* **Task input**:
◇ ◇ ◇
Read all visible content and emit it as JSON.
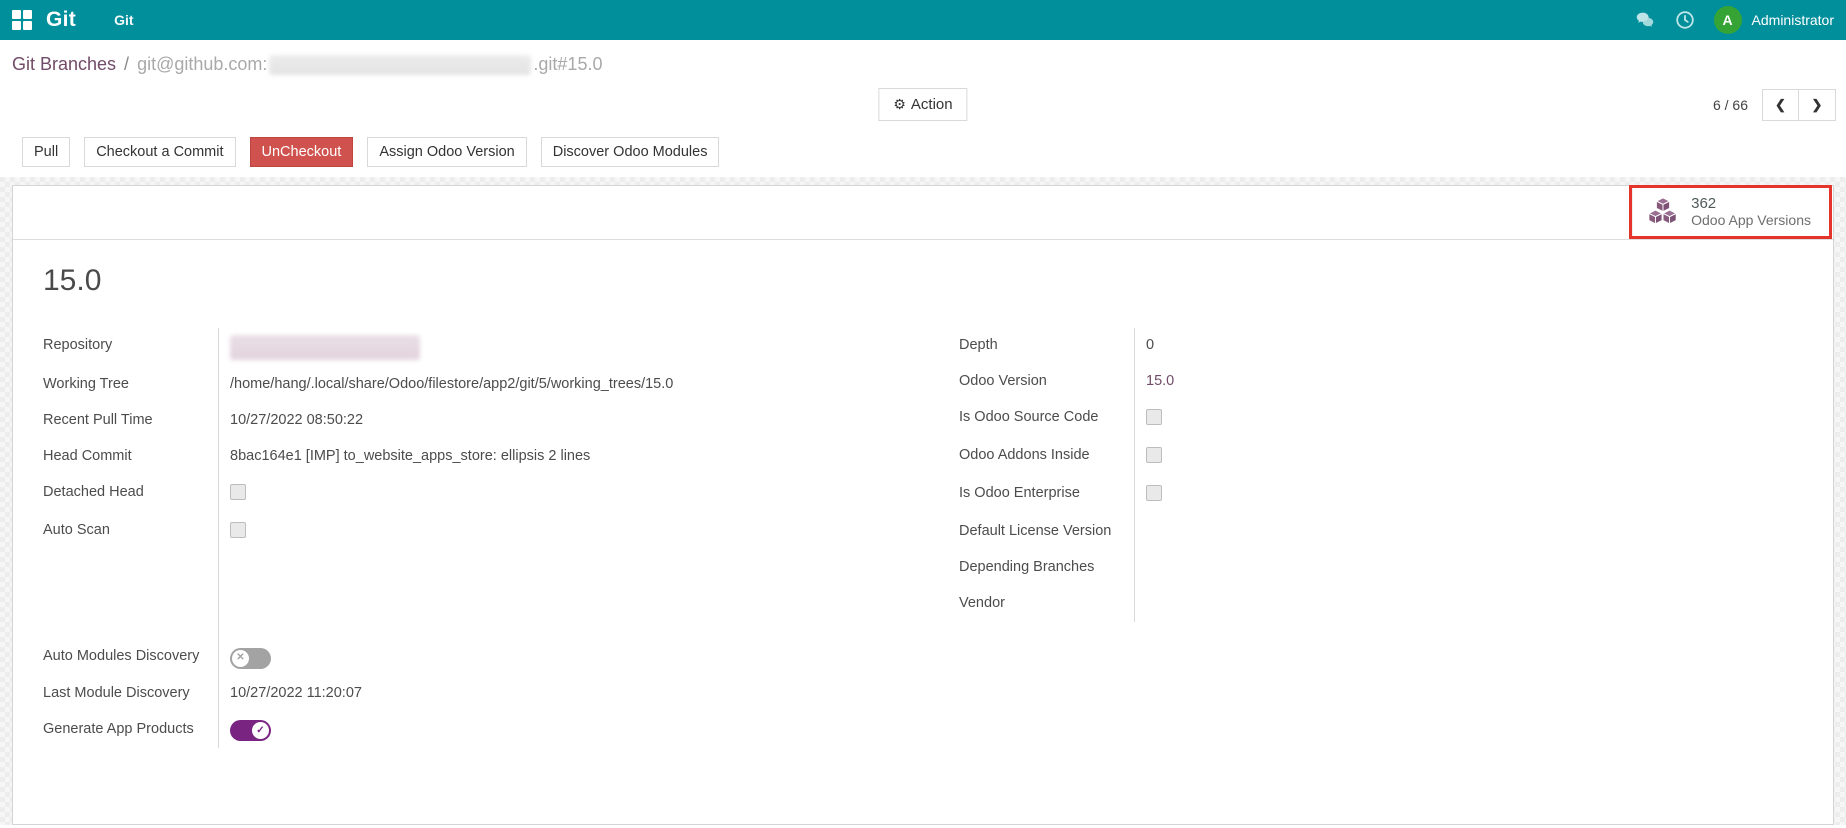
{
  "colors": {
    "navbar": "#008F9B",
    "link": "#714B67",
    "danger_button": "#D0524E",
    "toggle_on": "#7A2482",
    "annotation_box": "#E5342C",
    "avatar_green": "#35A435",
    "stat_icon_purple": "#875A7B"
  },
  "icons": {
    "gear": "⚙",
    "prev": "❮",
    "next": "❯",
    "toggle_on_glyph": "✓",
    "toggle_off_glyph": "✕"
  },
  "navbar": {
    "brand": "Git",
    "menu_item": "Git",
    "user": {
      "name": "Administrator",
      "avatar_initial": "A"
    }
  },
  "breadcrumb": {
    "parent": "Git Branches",
    "separator": "/",
    "current_prefix": "git@github.com:",
    "current_redacted": true,
    "current_suffix": ".git#15.0"
  },
  "control_panel": {
    "action_label": "Action",
    "pager_value": "6 / 66"
  },
  "workflow_buttons": {
    "pull": "Pull",
    "checkout_a_commit": "Checkout a Commit",
    "uncheckout": "UnCheckout",
    "assign_odoo_version": "Assign Odoo Version",
    "discover_odoo_modules": "Discover Odoo Modules"
  },
  "stat_button": {
    "value": "362",
    "label": "Odoo App Versions",
    "highlighted_with_red_box": true
  },
  "form": {
    "title": "15.0",
    "fields": {
      "repository": {
        "label": "Repository",
        "redacted": true
      },
      "working_tree": {
        "label": "Working Tree",
        "value": "/home/hang/.local/share/Odoo/filestore/app2/git/5/working_trees/15.0"
      },
      "recent_pull_time": {
        "label": "Recent Pull Time",
        "value": "10/27/2022 08:50:22"
      },
      "head_commit": {
        "label": "Head Commit",
        "value": "8bac164e1 [IMP] to_website_apps_store: ellipsis 2 lines"
      },
      "detached_head": {
        "label": "Detached Head",
        "checked": false
      },
      "auto_scan": {
        "label": "Auto Scan",
        "checked": false
      },
      "auto_modules_discovery": {
        "label": "Auto Modules Discovery",
        "toggle": false
      },
      "last_module_discovery": {
        "label": "Last Module Discovery",
        "value": "10/27/2022 11:20:07"
      },
      "generate_app_products": {
        "label": "Generate App Products",
        "toggle": true
      },
      "depth": {
        "label": "Depth",
        "value": "0"
      },
      "odoo_version": {
        "label": "Odoo Version",
        "value": "15.0"
      },
      "is_odoo_source_code": {
        "label": "Is Odoo Source Code",
        "checked": false
      },
      "odoo_addons_inside": {
        "label": "Odoo Addons Inside",
        "checked": false
      },
      "is_odoo_enterprise": {
        "label": "Is Odoo Enterprise",
        "checked": false
      },
      "default_license_version": {
        "label": "Default License Version",
        "value": ""
      },
      "depending_branches": {
        "label": "Depending Branches",
        "value": ""
      },
      "vendor": {
        "label": "Vendor",
        "value": ""
      }
    }
  }
}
◇ ◇ ◇
* **Work to complete**: List all lines from the entries that include the word "true".

* **The answer**:
    "current_redacted": true,
    "highlighted_with_red_box": true
        "redacted": true
        "toggle": true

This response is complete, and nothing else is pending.